• Документ:
"""
В истории советской детской книги был еще один семейный тандем, просуществовавший недолго и распавшийся при драматичных обстоятельствах. Без имени Виктора Щапова этот рассказ будет неполон. Он не был нонконформистом в своем искусстве, но яркий стиль его жизни разительно отличался от быта сограждан, даже из близких ему богемных кругов. Щапов был одним из богатейших людей Москвы, по которой рассекал… на белом «Мерседесе». «Попасть к нему в дом считалось большой честью. В его квартире ели-пили 30-40 человек круглосуточно, а он сидел себе и спокойненько работал.
У Виктора было огромное количество заказов: он рисовал плакаты, иллюстрировал детские книги. Виктор, несмотря на непривлекательную внешность, был очень интересным, необычным человеком, обладал редким остроумием и каким-то не нашим шармом. Импонировали его имя в обществе, щедрость и шлейф славы Синей Бороды: не было ни одной красивой девушки в Москве, с которой он бы не переспал. Словно арабский шейх, Щапов обливал молоденьких девушек с ног до головы дефицитными французскими духами и одевал, как кукол. Ветреный художник быстро менял дам сердца, но ни одна не оставалась в обиде — так щедро он обставлял неизбежное расставание». 17-летняя Леночка Козлова, которой принадлежат приведенные выше строки, стала его третьей женой. Не чуждая литературных интересов, она решила сделать несколько книг в соавторстве с успешным мужем-художником. Первая — «Цирк» — вышла в издательстве «Малыш» (и недавно была продана на аукционе за 20 000 рублей), но этой необычайно яркой книжке-панораме суждено было стать одновременно и последней ласточкой тандема Щаповых. Виной тому молодой подпольный поэт Эдуард Лимонов, который в отличие от его старших собратьев по перу зарабатывал на жизнь не стихами для детей, а … шитьем джинсов. «Позовите Лимонова. Пусть борща поест, а то он вечно голодный», — отечески опекал его Виктор Авраамович. Как выяснилось, на свое несчастье. Лимонов стал частым гостем в доме богатого художника и с каждым днем все безнадежней влюблялся в его юную супругу. Она в те дни получила заказ на новую детскую книжку, посвященную путешествию на теплоходе по разным городам Советского Союза. И без стеснения читала гостям «бесстыдные конформистские стихи»:
Как хороша Казань, ребята!
"""
• Что сделать:
A – Ответьте на вопросы по тексту о Щапове.
(i) На какой машине Щапов ездил по Москве?
(ii) Сколько лет было Леночке Козловой, когда она стала третьей женой Щапова?
(iii) Чем Эдуард Лимонов зарабатывал на жизнь?
B – Пожалуйста, повторите дословно отрывок из текста о Щапове: начните с фрагмента, где есть слова «В истории советской», и остановитесь после слов «и спокойненько работал.».
Листинг для выполнения заданий не понадобится.

• Раздел данных:
"""
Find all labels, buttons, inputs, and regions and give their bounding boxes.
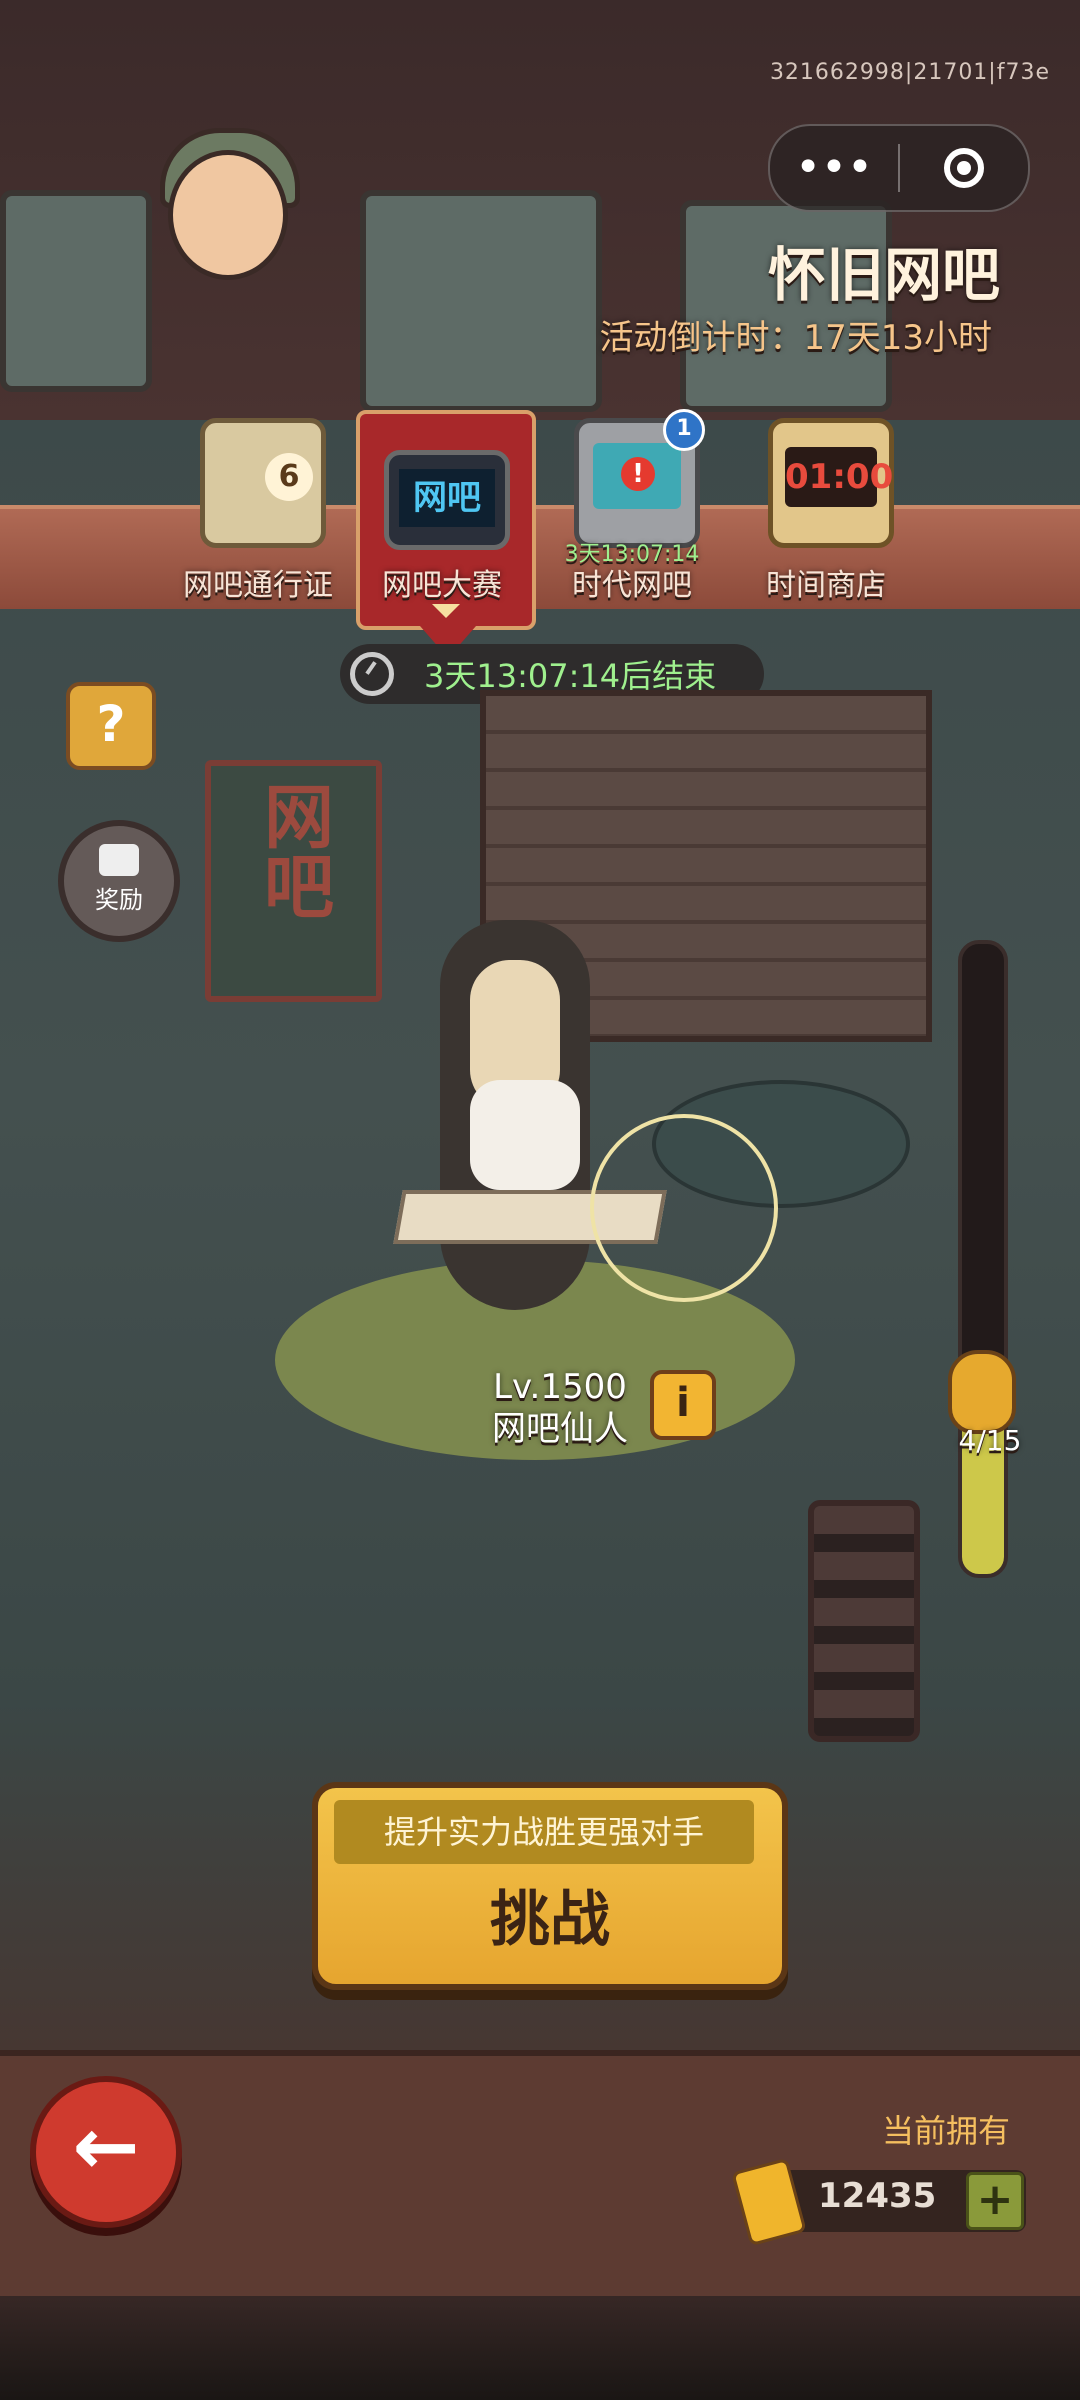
"""
• Решения заданий:
A –
(i) На белом «Мерседесе».
(ii) 17 лет.
(iii) Шитьем джинсов.

B –
В истории советской детской книги был еще один семейный тандем, просуществовавший недолго и распавшийся при драматичных обстоятельствах. Без имени Виктора Щапова этот рассказ будет неполон. Он не был нонконформистом в своем искусстве, но яркий стиль его жизни разительно отличался от быта сограждан, даже из близких ему богемных кругов. Щапов был одним из богатейших людей Москвы, по которой рассекал… на белом «Мерседесе». «Попасть к нему в дом считалось большой честью. В его квартире ели-пили 30-40 человек круглосуточно, а он сидел себе и спокойненько работал.